--- Start ---
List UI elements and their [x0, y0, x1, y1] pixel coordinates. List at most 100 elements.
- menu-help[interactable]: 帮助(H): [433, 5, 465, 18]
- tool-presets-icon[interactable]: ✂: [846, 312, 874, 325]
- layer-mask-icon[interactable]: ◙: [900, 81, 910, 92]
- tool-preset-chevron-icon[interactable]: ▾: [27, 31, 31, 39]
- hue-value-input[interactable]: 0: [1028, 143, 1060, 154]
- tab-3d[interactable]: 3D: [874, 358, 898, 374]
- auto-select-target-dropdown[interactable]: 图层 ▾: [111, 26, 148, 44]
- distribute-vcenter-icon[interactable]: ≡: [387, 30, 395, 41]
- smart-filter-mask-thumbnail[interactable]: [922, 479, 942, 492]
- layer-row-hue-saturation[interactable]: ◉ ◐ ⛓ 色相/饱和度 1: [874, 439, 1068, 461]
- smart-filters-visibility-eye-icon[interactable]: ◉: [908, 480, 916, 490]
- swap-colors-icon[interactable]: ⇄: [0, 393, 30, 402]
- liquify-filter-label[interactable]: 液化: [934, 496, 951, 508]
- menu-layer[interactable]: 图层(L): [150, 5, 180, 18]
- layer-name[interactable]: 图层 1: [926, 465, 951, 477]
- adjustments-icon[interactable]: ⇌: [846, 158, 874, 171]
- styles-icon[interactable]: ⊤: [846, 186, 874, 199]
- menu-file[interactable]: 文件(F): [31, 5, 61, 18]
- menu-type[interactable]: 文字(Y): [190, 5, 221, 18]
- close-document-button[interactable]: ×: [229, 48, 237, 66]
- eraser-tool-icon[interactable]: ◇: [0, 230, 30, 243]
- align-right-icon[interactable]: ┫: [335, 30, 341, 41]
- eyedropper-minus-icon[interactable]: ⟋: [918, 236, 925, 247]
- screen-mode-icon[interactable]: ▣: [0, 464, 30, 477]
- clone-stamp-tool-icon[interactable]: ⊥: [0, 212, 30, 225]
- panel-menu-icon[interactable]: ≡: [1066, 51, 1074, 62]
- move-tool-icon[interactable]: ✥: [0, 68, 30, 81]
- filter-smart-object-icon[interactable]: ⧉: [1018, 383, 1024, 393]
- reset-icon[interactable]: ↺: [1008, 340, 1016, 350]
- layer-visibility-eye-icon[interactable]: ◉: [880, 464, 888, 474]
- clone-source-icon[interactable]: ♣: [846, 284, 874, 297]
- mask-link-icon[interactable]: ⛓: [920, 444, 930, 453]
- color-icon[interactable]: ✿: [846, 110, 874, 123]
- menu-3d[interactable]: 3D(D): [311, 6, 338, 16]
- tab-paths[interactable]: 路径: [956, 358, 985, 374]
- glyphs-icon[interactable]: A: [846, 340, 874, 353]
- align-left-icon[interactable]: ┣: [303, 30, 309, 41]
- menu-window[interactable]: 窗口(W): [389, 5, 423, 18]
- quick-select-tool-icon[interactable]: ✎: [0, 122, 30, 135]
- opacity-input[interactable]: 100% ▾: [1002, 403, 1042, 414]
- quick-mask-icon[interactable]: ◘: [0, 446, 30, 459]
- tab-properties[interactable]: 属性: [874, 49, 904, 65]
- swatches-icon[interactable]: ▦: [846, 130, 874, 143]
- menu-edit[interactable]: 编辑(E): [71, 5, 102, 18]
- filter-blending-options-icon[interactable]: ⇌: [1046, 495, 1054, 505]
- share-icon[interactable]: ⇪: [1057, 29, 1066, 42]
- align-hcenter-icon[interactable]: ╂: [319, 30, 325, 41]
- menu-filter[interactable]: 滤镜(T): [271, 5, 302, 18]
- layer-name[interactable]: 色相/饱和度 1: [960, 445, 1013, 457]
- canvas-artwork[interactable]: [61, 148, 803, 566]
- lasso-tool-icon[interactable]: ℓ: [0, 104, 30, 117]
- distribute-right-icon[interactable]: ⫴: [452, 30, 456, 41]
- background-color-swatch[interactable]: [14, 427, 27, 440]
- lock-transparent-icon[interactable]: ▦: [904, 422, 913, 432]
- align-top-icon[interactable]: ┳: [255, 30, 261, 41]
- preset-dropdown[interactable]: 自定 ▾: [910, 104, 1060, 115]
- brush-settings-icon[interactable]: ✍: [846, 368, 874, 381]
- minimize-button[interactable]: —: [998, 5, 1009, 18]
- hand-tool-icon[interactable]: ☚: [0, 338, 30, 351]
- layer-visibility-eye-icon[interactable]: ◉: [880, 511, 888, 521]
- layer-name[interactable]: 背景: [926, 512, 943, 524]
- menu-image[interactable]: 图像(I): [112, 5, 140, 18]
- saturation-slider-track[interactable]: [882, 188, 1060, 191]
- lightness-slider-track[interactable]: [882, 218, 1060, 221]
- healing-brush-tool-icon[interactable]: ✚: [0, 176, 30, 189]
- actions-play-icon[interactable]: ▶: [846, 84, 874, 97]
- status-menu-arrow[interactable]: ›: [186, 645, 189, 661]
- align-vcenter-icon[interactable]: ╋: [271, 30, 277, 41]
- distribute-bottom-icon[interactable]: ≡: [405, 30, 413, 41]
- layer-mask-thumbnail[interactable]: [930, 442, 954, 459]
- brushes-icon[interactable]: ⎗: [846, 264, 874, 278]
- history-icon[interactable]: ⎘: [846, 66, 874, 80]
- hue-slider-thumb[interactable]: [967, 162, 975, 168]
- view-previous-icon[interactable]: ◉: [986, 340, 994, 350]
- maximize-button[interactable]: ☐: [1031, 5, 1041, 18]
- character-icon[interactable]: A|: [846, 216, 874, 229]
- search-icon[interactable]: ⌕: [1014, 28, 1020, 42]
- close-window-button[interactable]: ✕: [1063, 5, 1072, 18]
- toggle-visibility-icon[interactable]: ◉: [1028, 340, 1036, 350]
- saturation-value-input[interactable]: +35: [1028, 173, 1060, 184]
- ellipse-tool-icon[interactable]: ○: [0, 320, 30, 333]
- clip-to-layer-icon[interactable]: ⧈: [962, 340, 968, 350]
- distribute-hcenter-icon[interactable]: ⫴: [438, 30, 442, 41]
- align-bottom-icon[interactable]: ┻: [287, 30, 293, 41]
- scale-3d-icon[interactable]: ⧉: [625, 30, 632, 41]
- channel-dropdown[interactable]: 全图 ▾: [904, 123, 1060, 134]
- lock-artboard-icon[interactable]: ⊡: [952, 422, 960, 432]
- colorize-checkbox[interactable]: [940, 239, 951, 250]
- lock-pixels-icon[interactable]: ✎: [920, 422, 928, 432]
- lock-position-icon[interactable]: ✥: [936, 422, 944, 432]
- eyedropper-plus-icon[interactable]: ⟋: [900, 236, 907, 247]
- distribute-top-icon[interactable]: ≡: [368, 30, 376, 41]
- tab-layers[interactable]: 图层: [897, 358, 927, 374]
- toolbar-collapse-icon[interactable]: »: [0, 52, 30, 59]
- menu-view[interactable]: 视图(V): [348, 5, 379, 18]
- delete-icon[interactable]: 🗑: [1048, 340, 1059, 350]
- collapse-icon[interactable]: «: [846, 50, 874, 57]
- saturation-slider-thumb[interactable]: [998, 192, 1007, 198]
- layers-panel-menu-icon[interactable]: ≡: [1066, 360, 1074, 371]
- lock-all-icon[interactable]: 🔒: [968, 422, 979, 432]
--- End ---
▶ _AIM OF THE TASK_
Convert everything from the start of the data down through the line containing "- tool-preset-chevron-icon[interactable]: ▾: [27, 31, 31, 39]" into a Markdown table with a numbered Row column and a Line column, and leave out blank lines.

▶ _SOLVED PROBLEM_
| Row | Line |
|---|---|
| 1 | List UI elements and their [x0, y0, x1, y1] pixel coordinates. List at most 100 elements. |
| 2 | - menu-help[interactable]: 帮助(H): [433, 5, 465, 18] |
| 3 | - tool-presets-icon[interactable]: ✂: [846, 312, 874, 325] |
| 4 | - layer-mask-icon[interactable]: ◙: [900, 81, 910, 92] |
| 5 | - tool-preset-chevron-icon[interactable]: ▾: [27, 31, 31, 39] |